> BRANO SCELTO:
Dietro il delitto Spampinato, Cosa Nostra. È questo l’esito dell’ultimo libro inchiesta di Carlo Ruta


La mafia a Ragusa esiste? Questa è la domanda che, in modo ricorrente, attraversa l’anima del giornalista, dello scrittore, del sindacalista, fino al semplice militante del sud-est siciliano. E la risposta è da sempre prudente, quasi a non voler sgretolare certezze granitiche e luoghi comuni che vogliono la provincia iblea icona e simbolo di una “zona franca” dalla presenza mafiosa. Ma questo non per Carlo Ruta, storico e coraggioso giornalista d’inchiesta, che con il suo nuovo lavoro, “Segreto di Mafia”, mette a nudo con l’insistenza e la tenacia dello studioso, le radici della malavita organizzata in provincia di Ragusa.


L‘analisi del fenomeno parte proprio da un fatto storico inconfutabile: l’uccisione di una delle più promettenti firme del giornalismo siciliano, Giovanni Spampinato, ventiseienne collaboratore dell’Ora e dell’Unità, figlio di un comandante partigiano della Resistenza. Una vita e un delitto che si intrecciano con quelli di un noto antiquario, l’ingegnere Angelo Tumino, che bene rappresentano l’incontro tra l’interesse determinato per gli oggetti di altissimo valore e contenuto storico, il fenomeno del contrabbando dei tabacchi, fonte di arricchimento per Cosa Nostra negli anni ’60-’70, e l’archeomafia, termine che riassume bene mercato illegale, ieri di sigarette oggi di narcotici, e strumenti di riciclaggio in un binomio atto a realizzare l’obiettivo principe delle organizzazioni criminali di stampo mafioso: l’accumulo di capitali illeciti.

> ELENCO:

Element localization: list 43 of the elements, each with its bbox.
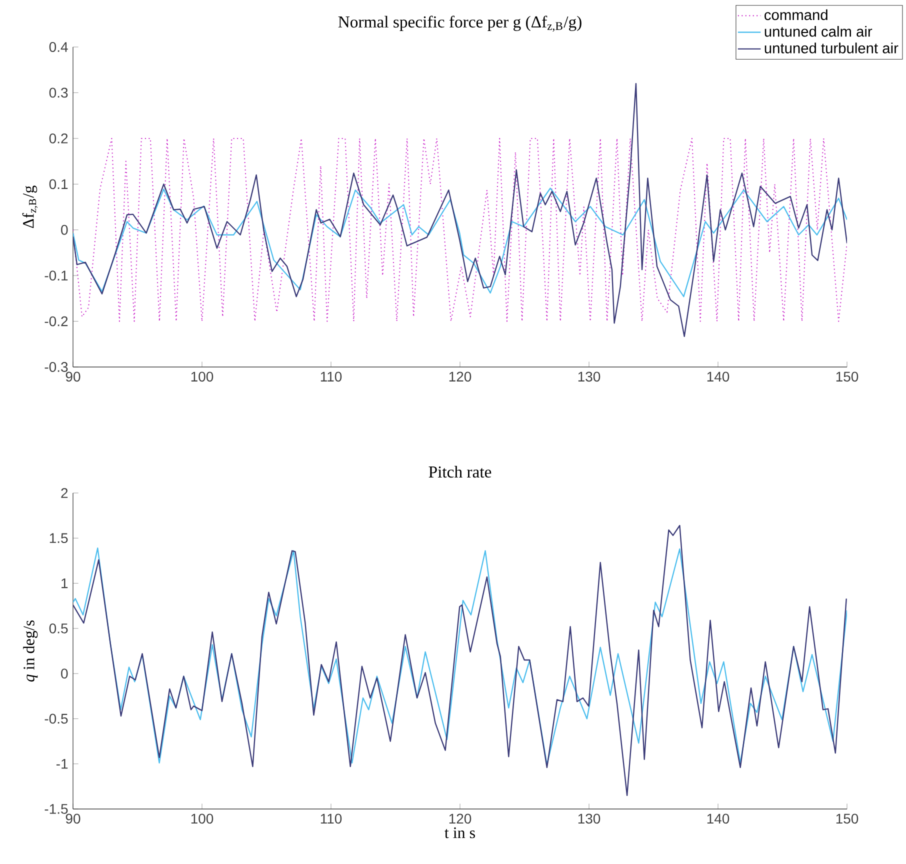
x-tick-label: 120 bbox=[449, 814, 472, 824]
x-tick-label: 140 bbox=[707, 814, 730, 824]
x-tick-label: 90 bbox=[66, 372, 80, 382]
y-axis-title: Δf$_{z,B}$/g bbox=[22, 186, 38, 228]
x-tick-label: 100 bbox=[191, 814, 214, 824]
y-tick-label: 0.1 bbox=[49, 179, 68, 190]
x-axis-title: t in s bbox=[444, 827, 475, 838]
y-tick-label: -0.3 bbox=[44, 362, 68, 372]
line-series bbox=[73, 82, 848, 337]
x-tick-label: 90 bbox=[66, 814, 80, 824]
y-tick-label: -1 bbox=[56, 759, 68, 769]
x-tick-label: 140 bbox=[707, 372, 730, 382]
x-tick-label: 150 bbox=[836, 814, 858, 824]
line-series bbox=[73, 188, 848, 298]
x-tick-label: 110 bbox=[320, 814, 342, 824]
x-tick-label: 130 bbox=[578, 814, 600, 824]
y-tick-label: 0 bbox=[61, 224, 68, 235]
y-tick-label: -1.5 bbox=[44, 804, 68, 814]
x-tick-label: 120 bbox=[449, 372, 472, 382]
line-series bbox=[73, 547, 848, 766]
line-series bbox=[73, 138, 848, 322]
chart-title: Normal specific force per g (Δf$_{z,B}$/g) bbox=[338, 16, 582, 32]
y-tick-label: 1.5 bbox=[50, 533, 68, 544]
y-tick-label: -0.2 bbox=[44, 316, 68, 326]
legend-label: command bbox=[764, 9, 828, 20]
x-tick-label: 130 bbox=[578, 372, 600, 382]
x-tick-label: 110 bbox=[320, 372, 342, 382]
y-tick-label: 0.4 bbox=[49, 42, 68, 52]
y-tick-label: -0.1 bbox=[44, 270, 68, 281]
y-tick-label: 0.3 bbox=[49, 88, 68, 98]
y-tick-label: 0 bbox=[61, 668, 68, 679]
chart-title: Pitch rate bbox=[428, 466, 492, 478]
legend-label: untuned turbulent air bbox=[764, 42, 898, 54]
line-series bbox=[73, 524, 847, 796]
y-tick-label: 1 bbox=[62, 578, 68, 588]
y-axis-title: q in deg/s bbox=[23, 620, 38, 682]
y-tick-label: -0.5 bbox=[44, 714, 68, 724]
x-tick-label: 150 bbox=[836, 372, 858, 382]
legend-label: untuned calm air bbox=[764, 26, 872, 37]
x-tick-label: 100 bbox=[191, 372, 214, 382]
y-tick-label: 2 bbox=[61, 488, 68, 498]
y-tick-label: 0.2 bbox=[49, 133, 68, 144]
y-tick-label: 0.5 bbox=[49, 623, 68, 634]
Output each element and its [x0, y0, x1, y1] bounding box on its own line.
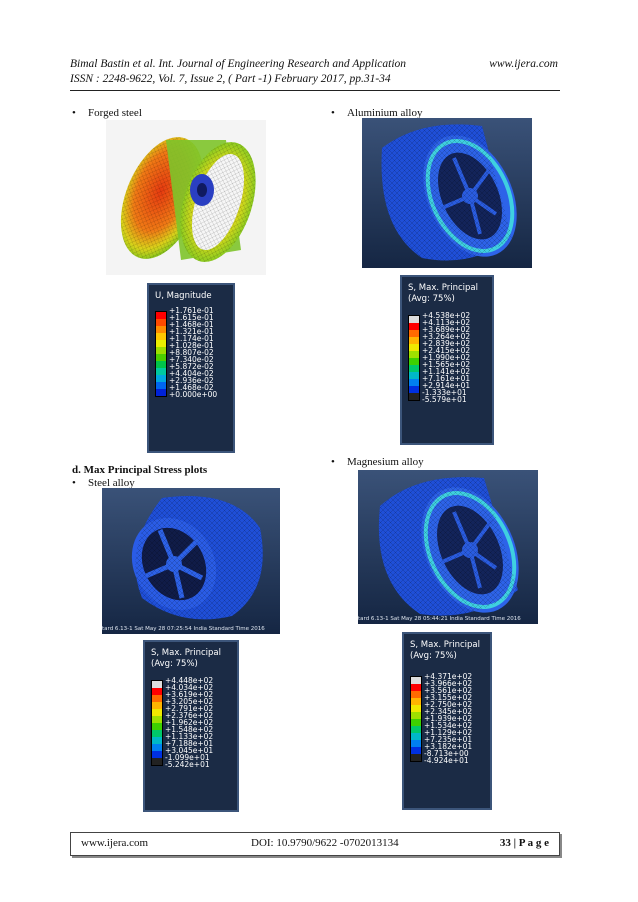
legend-value: +0.000e+00 — [169, 390, 218, 399]
caption-steel-alloy: • Steel alloy — [72, 477, 135, 489]
header-journal: Bimal Bastin et al. Int. Journal of Engi… — [70, 58, 558, 70]
steel-alloy-stress-plot: tard 6.13-1 Sat May 28 07:25:54 India St… — [102, 488, 280, 634]
legend-value: +2.936e-02 — [169, 376, 214, 385]
legend-value: +7.340e-02 — [169, 355, 214, 364]
legend-value: -8.713e+00 — [424, 749, 469, 758]
header-rule — [70, 90, 560, 91]
bullet-icon: • — [331, 456, 335, 468]
legend-value: +3.966e+02 — [424, 679, 473, 688]
legend-value: +1.548e+02 — [165, 725, 214, 734]
legend-value: +3.155e+02 — [424, 693, 473, 702]
legend-value: +1.141e+02 — [422, 367, 471, 376]
legend-value: +1.129e+02 — [424, 728, 473, 737]
legend-value: +1.615e-01 — [169, 313, 214, 322]
legend-value: +3.619e+02 — [165, 690, 214, 699]
legend-title: S, Max. Principal (Avg: 75%) — [410, 640, 480, 661]
caption-aluminium-alloy: • Aluminium alloy — [331, 107, 423, 119]
legend-value: +2.750e+02 — [424, 700, 473, 709]
header-website[interactable]: www.ijera.com — [489, 58, 558, 70]
legend-value: +1.321e-01 — [169, 327, 214, 336]
page-footer: www.ijera.com DOI: 10.9790/9622 -0702013… — [70, 832, 560, 856]
legend-value: +2.791e+02 — [165, 704, 214, 713]
legend-value: +2.914e+01 — [422, 381, 471, 390]
legend-forged-steel: U, Magnitude +1.761e-01 +1.615e-01 +1.46… — [147, 283, 235, 453]
header-citation: Bimal Bastin et al. Int. Journal of Engi… — [70, 58, 407, 70]
caption-forged-steel: • Forged steel — [72, 107, 142, 119]
legend-value: +8.807e-02 — [169, 348, 214, 357]
legend-value: +1.133e+02 — [165, 732, 214, 741]
legend-values: +4.371e+02 +3.966e+02 +3.561e+02 +3.155e… — [424, 672, 473, 765]
legend-values: +1.761e-01 +1.615e-01 +1.468e-01 +1.321e… — [169, 306, 218, 399]
legend-value: +1.174e-01 — [169, 334, 214, 343]
legend-value: +3.182e+01 — [424, 742, 473, 751]
legend-aluminium-alloy: S, Max. Principal (Avg: 75%) +4.538e+02 … — [400, 275, 494, 445]
legend-value: +3.689e+02 — [422, 325, 471, 334]
legend-value: +1.468e-01 — [169, 320, 214, 329]
abaqus-timestamp: tard 6.13-1 Sat May 28 07:25:54 India St… — [102, 626, 265, 632]
footer-doi: DOI: 10.9790/9622 -0702013134 — [251, 837, 399, 849]
legend-value: +4.034e+02 — [165, 683, 214, 692]
legend-value: +3.264e+02 — [422, 332, 471, 341]
legend-value: +7.161e+01 — [422, 374, 471, 383]
header-issn: ISSN : 2248-9622, Vol. 7, Issue 2, ( Par… — [70, 73, 391, 85]
legend-value: +3.045e+01 — [165, 746, 214, 755]
legend-value: +4.113e+02 — [422, 318, 471, 327]
legend-title: S, Max. Principal (Avg: 75%) — [408, 283, 478, 304]
legend-value: +1.761e-01 — [169, 306, 214, 315]
legend-value: +1.565e+02 — [422, 360, 471, 369]
legend-value: +2.839e+02 — [422, 339, 471, 348]
legend-value: +1.962e+02 — [165, 718, 214, 727]
legend-value: +1.534e+02 — [424, 721, 473, 730]
legend-value: -1.099e+01 — [165, 753, 210, 762]
legend-title: S, Max. Principal (Avg: 75%) — [151, 648, 221, 669]
legend-value: +4.404e-02 — [169, 369, 214, 378]
legend-value: -5.242e+01 — [165, 760, 210, 769]
caption-magnesium-alloy: • Magnesium alloy — [331, 456, 424, 468]
footer-website[interactable]: www.ijera.com — [81, 837, 149, 849]
legend-value: +1.468e-02 — [169, 383, 214, 392]
legend-steel-alloy: S, Max. Principal (Avg: 75%) +4.448e+02 … — [143, 640, 239, 812]
legend-value: +2.415e+02 — [422, 346, 471, 355]
legend-values: +4.538e+02 +4.113e+02 +3.689e+02 +3.264e… — [422, 311, 471, 404]
legend-value: -1.333e+01 — [422, 388, 467, 397]
legend-color-bands — [410, 676, 422, 762]
legend-value: +7.188e+01 — [165, 739, 214, 748]
legend-value: +1.990e+02 — [422, 353, 471, 362]
legend-value: +1.028e-01 — [169, 341, 214, 350]
legend-value: -5.579e+01 — [422, 395, 467, 404]
legend-color-bands — [155, 311, 167, 397]
legend-values: +4.448e+02 +4.034e+02 +3.619e+02 +3.205e… — [165, 676, 214, 769]
aluminium-alloy-stress-plot — [362, 118, 532, 268]
legend-value: +3.205e+02 — [165, 697, 214, 706]
footer-page-number: 33 | P a g e — [499, 837, 549, 849]
bullet-icon: • — [72, 107, 76, 119]
legend-value: +2.376e+02 — [165, 711, 214, 720]
legend-value: +4.371e+02 — [424, 672, 473, 681]
legend-color-bands — [408, 315, 420, 401]
legend-value: -4.924e+01 — [424, 756, 469, 765]
bullet-icon: • — [72, 477, 76, 489]
section-heading: d. Max Principal Stress plots — [72, 464, 208, 476]
legend-color-bands — [151, 680, 163, 766]
legend-title: U, Magnitude — [155, 291, 212, 301]
legend-value: +4.448e+02 — [165, 676, 214, 685]
legend-value: +5.872e-02 — [169, 362, 214, 371]
magnesium-alloy-stress-plot: tard 6.13-1 Sat May 28 05:44:21 India St… — [358, 470, 538, 624]
abaqus-timestamp: tard 6.13-1 Sat May 28 05:44:21 India St… — [358, 616, 521, 622]
legend-value: +3.561e+02 — [424, 686, 473, 695]
bullet-icon: • — [331, 107, 335, 119]
forged-steel-displacement-plot — [106, 120, 266, 275]
legend-magnesium-alloy: S, Max. Principal (Avg: 75%) +4.371e+02 … — [402, 632, 492, 810]
legend-value: +2.345e+02 — [424, 707, 473, 716]
legend-value: +7.235e+01 — [424, 735, 473, 744]
legend-value: +1.939e+02 — [424, 714, 473, 723]
legend-value: +4.538e+02 — [422, 311, 471, 320]
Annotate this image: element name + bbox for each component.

> CONSEGNA: Riporti il passo del brano sulla mafia a Ragusa che va da "Dietro il delitto" fino a "provincia di Ragusa.", sostituendo "certezze granitiche" con "certezze incrollabili".

> RISPOSTA AL COMPITO:
Dietro il delitto Spampinato, Cosa Nostra. È questo l’esito dell’ultimo libro inchiesta di Carlo Ruta


La mafia a Ragusa esiste? Questa è la domanda che, in modo ricorrente, attraversa l’anima del giornalista, dello scrittore, del sindacalista, fino al semplice militante del sud-est siciliano. E la risposta è da sempre prudente, quasi a non voler sgretolare certezze incrollabili e luoghi comuni che vogliono la provincia iblea icona e simbolo di una “zona franca” dalla presenza mafiosa. Ma questo non per Carlo Ruta, storico e coraggioso giornalista d’inchiesta, che con il suo nuovo lavoro, “Segreto di Mafia”, mette a nudo con l’insistenza e la tenacia dello studioso, le radici della malavita organizzata in provincia di Ragusa.